Exercise aim → Quote all entries in full, exactly.
──────────
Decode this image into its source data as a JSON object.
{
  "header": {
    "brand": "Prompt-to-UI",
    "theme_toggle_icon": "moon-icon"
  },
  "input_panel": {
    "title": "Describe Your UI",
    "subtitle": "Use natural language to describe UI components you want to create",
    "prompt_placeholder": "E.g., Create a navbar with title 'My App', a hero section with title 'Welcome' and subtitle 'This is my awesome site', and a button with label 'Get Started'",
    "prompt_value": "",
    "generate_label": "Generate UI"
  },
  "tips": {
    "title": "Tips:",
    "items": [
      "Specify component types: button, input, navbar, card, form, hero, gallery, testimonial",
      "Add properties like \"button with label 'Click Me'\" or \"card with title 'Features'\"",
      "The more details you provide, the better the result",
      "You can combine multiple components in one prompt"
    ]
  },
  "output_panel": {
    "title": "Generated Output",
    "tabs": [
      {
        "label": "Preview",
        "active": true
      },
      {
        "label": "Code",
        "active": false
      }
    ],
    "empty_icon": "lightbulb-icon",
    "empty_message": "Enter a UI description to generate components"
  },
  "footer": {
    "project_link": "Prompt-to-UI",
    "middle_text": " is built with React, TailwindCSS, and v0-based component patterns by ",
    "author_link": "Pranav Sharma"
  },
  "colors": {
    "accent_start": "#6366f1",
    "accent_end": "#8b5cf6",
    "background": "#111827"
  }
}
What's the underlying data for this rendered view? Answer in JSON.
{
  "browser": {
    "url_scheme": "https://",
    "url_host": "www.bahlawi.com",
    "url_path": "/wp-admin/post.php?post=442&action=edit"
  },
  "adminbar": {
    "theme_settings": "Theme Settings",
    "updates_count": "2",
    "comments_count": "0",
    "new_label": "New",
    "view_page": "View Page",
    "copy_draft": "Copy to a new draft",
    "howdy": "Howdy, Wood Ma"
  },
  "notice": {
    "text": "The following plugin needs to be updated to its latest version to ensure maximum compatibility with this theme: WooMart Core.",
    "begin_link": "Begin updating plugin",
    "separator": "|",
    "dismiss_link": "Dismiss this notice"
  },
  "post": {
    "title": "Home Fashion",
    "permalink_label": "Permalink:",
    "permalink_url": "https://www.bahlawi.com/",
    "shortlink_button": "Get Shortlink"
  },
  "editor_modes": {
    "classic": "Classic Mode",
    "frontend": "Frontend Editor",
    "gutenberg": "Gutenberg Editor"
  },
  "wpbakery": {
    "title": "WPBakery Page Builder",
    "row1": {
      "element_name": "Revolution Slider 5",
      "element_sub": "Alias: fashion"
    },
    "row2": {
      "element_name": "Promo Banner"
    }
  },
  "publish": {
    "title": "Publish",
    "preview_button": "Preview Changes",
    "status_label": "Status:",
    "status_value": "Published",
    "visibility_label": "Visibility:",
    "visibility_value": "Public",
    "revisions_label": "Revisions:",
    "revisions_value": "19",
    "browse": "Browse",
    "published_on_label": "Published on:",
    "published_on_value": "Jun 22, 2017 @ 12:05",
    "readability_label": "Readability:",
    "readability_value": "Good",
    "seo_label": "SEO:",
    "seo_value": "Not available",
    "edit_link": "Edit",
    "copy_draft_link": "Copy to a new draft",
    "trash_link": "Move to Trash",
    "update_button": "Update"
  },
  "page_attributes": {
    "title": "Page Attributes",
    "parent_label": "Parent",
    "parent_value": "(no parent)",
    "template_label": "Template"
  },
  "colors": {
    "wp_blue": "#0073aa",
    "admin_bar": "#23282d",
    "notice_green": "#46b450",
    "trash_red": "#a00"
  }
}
──────────
Result of this task →
Decode this image into its source data as a JSON object.
{
  "header": {
    "brand": "Prompt-to-UI",
    "theme_toggle_icon": "moon-icon"
  },
  "input_panel": {
    "title": "Describe Your UI",
    "subtitle": "Use natural language to describe UI components you want to create",
    "prompt_placeholder": "E.g., Create a navbar with title 'My App', a hero section with title 'Welcome' and subtitle 'This is my awesome site', and a button with label 'Get Started'",
    "prompt_value": "",
    "generate_label": "Generate UI"
  },
  "tips": {
    "title": "Tips:",
    "items": [
      "Specify component types: button, input, navbar, card, form, hero, gallery, testimonial",
      "Add properties like \"button with label 'Click Me'\" or \"card with title 'Features'\"",
      "The more details you provide, the better the result",
      "You can combine multiple components in one prompt"
    ]
  },
  "output_panel": {
    "title": "Generated Output",
    "tabs": [
      {
        "label": "Preview",
        "active": true
      },
      {
        "label": "Code",
        "active": false
      }
    ],
    "empty_icon": "lightbulb-icon",
    "empty_message": "Enter a UI description to generate components"
  },
  "footer": {
    "project_link": "Prompt-to-UI",
    "middle_text": " is built with React, TailwindCSS, and v0-based component patterns by ",
    "author_link": "Pranav Sharma"
  },
  "colors": {
    "accent_start": "#6366f1",
    "accent_end": "#8b5cf6",
    "background": "#111827"
  }
}
What's the underlying data for this rendered view? Answer in JSON.
{
  "browser": {
    "url_scheme": "https://",
    "url_host": "www.bahlawi.com",
    "url_path": "/wp-admin/post.php?post=442&action=edit"
  },
  "adminbar": {
    "theme_settings": "Theme Settings",
    "updates_count": "2",
    "comments_count": "0",
    "new_label": "New",
    "view_page": "View Page",
    "copy_draft": "Copy to a new draft",
    "howdy": "Howdy, Wood Ma"
  },
  "notice": {
    "text": "The following plugin needs to be updated to its latest version to ensure maximum compatibility with this theme: WooMart Core.",
    "begin_link": "Begin updating plugin",
    "separator": "|",
    "dismiss_link": "Dismiss this notice"
  },
  "post": {
    "title": "Home Fashion",
    "permalink_label": "Permalink:",
    "permalink_url": "https://www.bahlawi.com/",
    "shortlink_button": "Get Shortlink"
  },
  "editor_modes": {
    "classic": "Classic Mode",
    "frontend": "Frontend Editor",
    "gutenberg": "Gutenberg Editor"
  },
  "wpbakery": {
    "title": "WPBakery Page Builder",
    "row1": {
      "element_name": "Revolution Slider 5",
      "element_sub": "Alias: fashion"
    },
    "row2": {
      "element_name": "Promo Banner"
    }
  },
  "publish": {
    "title": "Publish",
    "preview_button": "Preview Changes",
    "status_label": "Status:",
    "status_value": "Published",
    "visibility_label": "Visibility:",
    "visibility_value": "Public",
    "revisions_label": "Revisions:",
    "revisions_value": "19",
    "browse": "Browse",
    "published_on_label": "Published on:",
    "published_on_value": "Jun 22, 2017 @ 12:05",
    "readability_label": "Readability:",
    "readability_value": "Good",
    "seo_label": "SEO:",
    "seo_value": "Not available",
    "edit_link": "Edit",
    "copy_draft_link": "Copy to a new draft",
    "trash_link": "Move to Trash",
    "update_button": "Update"
  },
  "page_attributes": {
    "title": "Page Attributes",
    "parent_label": "Parent",
    "parent_value": "(no parent)",
    "template_label": "Template"
  },
  "colors": {
    "wp_blue": "#0073aa",
    "admin_bar": "#23282d",
    "notice_green": "#46b450",
    "trash_red": "#a00"
  }
}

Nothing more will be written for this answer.